Job:
Quote all of the entries word for word.
════
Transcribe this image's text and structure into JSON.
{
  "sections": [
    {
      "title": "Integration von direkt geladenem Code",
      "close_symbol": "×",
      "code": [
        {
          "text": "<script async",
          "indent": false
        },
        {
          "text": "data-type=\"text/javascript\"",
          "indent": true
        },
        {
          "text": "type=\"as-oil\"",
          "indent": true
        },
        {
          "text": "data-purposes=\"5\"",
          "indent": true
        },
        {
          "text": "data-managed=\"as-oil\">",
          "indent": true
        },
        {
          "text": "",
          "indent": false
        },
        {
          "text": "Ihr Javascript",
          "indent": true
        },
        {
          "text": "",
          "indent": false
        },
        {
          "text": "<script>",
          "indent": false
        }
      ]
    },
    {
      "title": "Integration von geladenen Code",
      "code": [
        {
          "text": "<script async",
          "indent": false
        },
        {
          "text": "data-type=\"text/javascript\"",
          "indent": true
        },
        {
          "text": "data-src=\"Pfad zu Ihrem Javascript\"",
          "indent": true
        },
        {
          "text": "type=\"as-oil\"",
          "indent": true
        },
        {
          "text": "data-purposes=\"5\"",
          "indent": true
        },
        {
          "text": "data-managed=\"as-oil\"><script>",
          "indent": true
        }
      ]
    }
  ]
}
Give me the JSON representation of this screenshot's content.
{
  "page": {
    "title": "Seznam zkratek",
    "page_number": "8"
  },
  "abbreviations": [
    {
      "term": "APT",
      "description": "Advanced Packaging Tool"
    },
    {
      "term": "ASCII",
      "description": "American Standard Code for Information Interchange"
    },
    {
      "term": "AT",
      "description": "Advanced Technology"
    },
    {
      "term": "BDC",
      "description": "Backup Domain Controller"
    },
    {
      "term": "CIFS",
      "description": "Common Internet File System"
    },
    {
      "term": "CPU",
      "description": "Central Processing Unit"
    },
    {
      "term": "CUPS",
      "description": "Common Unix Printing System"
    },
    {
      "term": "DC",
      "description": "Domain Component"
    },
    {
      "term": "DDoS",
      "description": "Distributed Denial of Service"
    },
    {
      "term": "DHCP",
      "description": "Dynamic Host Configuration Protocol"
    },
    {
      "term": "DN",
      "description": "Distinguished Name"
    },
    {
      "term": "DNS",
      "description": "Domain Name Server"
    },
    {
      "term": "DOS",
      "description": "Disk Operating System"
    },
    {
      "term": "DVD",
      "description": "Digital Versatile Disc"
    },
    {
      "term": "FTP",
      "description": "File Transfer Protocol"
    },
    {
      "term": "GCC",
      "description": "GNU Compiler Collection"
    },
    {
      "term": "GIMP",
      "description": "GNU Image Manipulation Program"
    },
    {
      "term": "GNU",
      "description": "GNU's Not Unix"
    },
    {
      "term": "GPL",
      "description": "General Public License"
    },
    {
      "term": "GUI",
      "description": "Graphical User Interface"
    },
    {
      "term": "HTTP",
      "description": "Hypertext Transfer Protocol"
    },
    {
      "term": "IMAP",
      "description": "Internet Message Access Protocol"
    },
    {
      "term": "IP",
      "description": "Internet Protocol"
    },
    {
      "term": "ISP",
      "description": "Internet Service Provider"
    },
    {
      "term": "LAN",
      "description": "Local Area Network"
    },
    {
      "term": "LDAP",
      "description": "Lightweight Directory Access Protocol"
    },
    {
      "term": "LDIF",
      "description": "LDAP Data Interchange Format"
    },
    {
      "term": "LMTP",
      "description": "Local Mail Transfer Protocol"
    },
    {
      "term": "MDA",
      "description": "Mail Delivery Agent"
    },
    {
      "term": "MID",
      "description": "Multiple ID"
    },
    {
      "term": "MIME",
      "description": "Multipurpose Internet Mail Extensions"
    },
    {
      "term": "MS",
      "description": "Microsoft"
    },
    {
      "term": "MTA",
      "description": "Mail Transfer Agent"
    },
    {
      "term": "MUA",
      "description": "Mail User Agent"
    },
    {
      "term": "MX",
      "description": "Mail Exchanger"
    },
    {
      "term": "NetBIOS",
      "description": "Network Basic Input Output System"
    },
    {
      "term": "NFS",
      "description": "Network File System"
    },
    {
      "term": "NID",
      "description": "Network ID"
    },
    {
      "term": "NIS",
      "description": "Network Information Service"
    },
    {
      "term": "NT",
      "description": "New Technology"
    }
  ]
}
════
Full solution:
Transcribe this image's text and structure into JSON.
{
  "sections": [
    {
      "title": "Integration von direkt geladenem Code",
      "close_symbol": "×",
      "code": [
        {
          "text": "<script async",
          "indent": false
        },
        {
          "text": "data-type=\"text/javascript\"",
          "indent": true
        },
        {
          "text": "type=\"as-oil\"",
          "indent": true
        },
        {
          "text": "data-purposes=\"5\"",
          "indent": true
        },
        {
          "text": "data-managed=\"as-oil\">",
          "indent": true
        },
        {
          "text": "",
          "indent": false
        },
        {
          "text": "Ihr Javascript",
          "indent": true
        },
        {
          "text": "",
          "indent": false
        },
        {
          "text": "<script>",
          "indent": false
        }
      ]
    },
    {
      "title": "Integration von geladenen Code",
      "code": [
        {
          "text": "<script async",
          "indent": false
        },
        {
          "text": "data-type=\"text/javascript\"",
          "indent": true
        },
        {
          "text": "data-src=\"Pfad zu Ihrem Javascript\"",
          "indent": true
        },
        {
          "text": "type=\"as-oil\"",
          "indent": true
        },
        {
          "text": "data-purposes=\"5\"",
          "indent": true
        },
        {
          "text": "data-managed=\"as-oil\"><script>",
          "indent": true
        }
      ]
    }
  ]
}
Give me the JSON representation of this screenshot's content.
{
  "page": {
    "title": "Seznam zkratek",
    "page_number": "8"
  },
  "abbreviations": [
    {
      "term": "APT",
      "description": "Advanced Packaging Tool"
    },
    {
      "term": "ASCII",
      "description": "American Standard Code for Information Interchange"
    },
    {
      "term": "AT",
      "description": "Advanced Technology"
    },
    {
      "term": "BDC",
      "description": "Backup Domain Controller"
    },
    {
      "term": "CIFS",
      "description": "Common Internet File System"
    },
    {
      "term": "CPU",
      "description": "Central Processing Unit"
    },
    {
      "term": "CUPS",
      "description": "Common Unix Printing System"
    },
    {
      "term": "DC",
      "description": "Domain Component"
    },
    {
      "term": "DDoS",
      "description": "Distributed Denial of Service"
    },
    {
      "term": "DHCP",
      "description": "Dynamic Host Configuration Protocol"
    },
    {
      "term": "DN",
      "description": "Distinguished Name"
    },
    {
      "term": "DNS",
      "description": "Domain Name Server"
    },
    {
      "term": "DOS",
      "description": "Disk Operating System"
    },
    {
      "term": "DVD",
      "description": "Digital Versatile Disc"
    },
    {
      "term": "FTP",
      "description": "File Transfer Protocol"
    },
    {
      "term": "GCC",
      "description": "GNU Compiler Collection"
    },
    {
      "term": "GIMP",
      "description": "GNU Image Manipulation Program"
    },
    {
      "term": "GNU",
      "description": "GNU's Not Unix"
    },
    {
      "term": "GPL",
      "description": "General Public License"
    },
    {
      "term": "GUI",
      "description": "Graphical User Interface"
    },
    {
      "term": "HTTP",
      "description": "Hypertext Transfer Protocol"
    },
    {
      "term": "IMAP",
      "description": "Internet Message Access Protocol"
    },
    {
      "term": "IP",
      "description": "Internet Protocol"
    },
    {
      "term": "ISP",
      "description": "Internet Service Provider"
    },
    {
      "term": "LAN",
      "description": "Local Area Network"
    },
    {
      "term": "LDAP",
      "description": "Lightweight Directory Access Protocol"
    },
    {
      "term": "LDIF",
      "description": "LDAP Data Interchange Format"
    },
    {
      "term": "LMTP",
      "description": "Local Mail Transfer Protocol"
    },
    {
      "term": "MDA",
      "description": "Mail Delivery Agent"
    },
    {
      "term": "MID",
      "description": "Multiple ID"
    },
    {
      "term": "MIME",
      "description": "Multipurpose Internet Mail Extensions"
    },
    {
      "term": "MS",
      "description": "Microsoft"
    },
    {
      "term": "MTA",
      "description": "Mail Transfer Agent"
    },
    {
      "term": "MUA",
      "description": "Mail User Agent"
    },
    {
      "term": "MX",
      "description": "Mail Exchanger"
    },
    {
      "term": "NetBIOS",
      "description": "Network Basic Input Output System"
    },
    {
      "term": "NFS",
      "description": "Network File System"
    },
    {
      "term": "NID",
      "description": "Network ID"
    },
    {
      "term": "NIS",
      "description": "Network Information Service"
    },
    {
      "term": "NT",
      "description": "New Technology"
    }
  ]
}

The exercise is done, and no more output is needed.